=== Dataset records ===

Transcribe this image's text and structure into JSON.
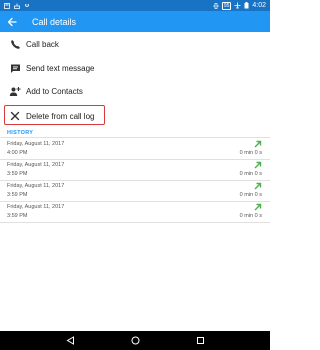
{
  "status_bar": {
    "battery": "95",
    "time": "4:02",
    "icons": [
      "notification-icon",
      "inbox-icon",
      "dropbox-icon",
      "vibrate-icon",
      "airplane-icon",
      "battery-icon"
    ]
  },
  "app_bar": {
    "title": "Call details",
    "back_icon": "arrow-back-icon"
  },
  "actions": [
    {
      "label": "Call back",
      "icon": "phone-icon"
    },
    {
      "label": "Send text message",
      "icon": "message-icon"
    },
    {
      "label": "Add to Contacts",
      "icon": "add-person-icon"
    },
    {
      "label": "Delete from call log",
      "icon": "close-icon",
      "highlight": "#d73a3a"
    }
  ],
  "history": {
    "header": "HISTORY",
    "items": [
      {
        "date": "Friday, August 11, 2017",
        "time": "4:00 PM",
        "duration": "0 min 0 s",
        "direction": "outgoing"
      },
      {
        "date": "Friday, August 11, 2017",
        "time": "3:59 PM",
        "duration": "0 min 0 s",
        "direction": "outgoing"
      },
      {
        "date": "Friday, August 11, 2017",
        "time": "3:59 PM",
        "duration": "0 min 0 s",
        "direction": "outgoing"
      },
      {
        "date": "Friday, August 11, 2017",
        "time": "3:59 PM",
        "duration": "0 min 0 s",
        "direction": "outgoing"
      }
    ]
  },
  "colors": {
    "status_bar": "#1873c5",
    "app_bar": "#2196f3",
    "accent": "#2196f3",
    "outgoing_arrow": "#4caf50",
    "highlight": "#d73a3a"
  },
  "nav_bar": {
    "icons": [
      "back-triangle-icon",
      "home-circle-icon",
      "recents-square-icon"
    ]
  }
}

===

* Exercise prompt:
Pictures don't belong in the copy. Transcribe every record exactly as it appears.

* Worked answer:
Transcribe this image's text and structure into JSON.
{
  "status_bar": {
    "battery": "95",
    "time": "4:02",
    "icons": [
      "notification-icon",
      "inbox-icon",
      "dropbox-icon",
      "vibrate-icon",
      "airplane-icon",
      "battery-icon"
    ]
  },
  "app_bar": {
    "title": "Call details",
    "back_icon": "arrow-back-icon"
  },
  "actions": [
    {
      "label": "Call back",
      "icon": "phone-icon"
    },
    {
      "label": "Send text message",
      "icon": "message-icon"
    },
    {
      "label": "Add to Contacts",
      "icon": "add-person-icon"
    },
    {
      "label": "Delete from call log",
      "icon": "close-icon",
      "highlight": "#d73a3a"
    }
  ],
  "history": {
    "header": "HISTORY",
    "items": [
      {
        "date": "Friday, August 11, 2017",
        "time": "4:00 PM",
        "duration": "0 min 0 s",
        "direction": "outgoing"
      },
      {
        "date": "Friday, August 11, 2017",
        "time": "3:59 PM",
        "duration": "0 min 0 s",
        "direction": "outgoing"
      },
      {
        "date": "Friday, August 11, 2017",
        "time": "3:59 PM",
        "duration": "0 min 0 s",
        "direction": "outgoing"
      },
      {
        "date": "Friday, August 11, 2017",
        "time": "3:59 PM",
        "duration": "0 min 0 s",
        "direction": "outgoing"
      }
    ]
  },
  "colors": {
    "status_bar": "#1873c5",
    "app_bar": "#2196f3",
    "accent": "#2196f3",
    "outgoing_arrow": "#4caf50",
    "highlight": "#d73a3a"
  },
  "nav_bar": {
    "icons": [
      "back-triangle-icon",
      "home-circle-icon",
      "recents-square-icon"
    ]
  }
}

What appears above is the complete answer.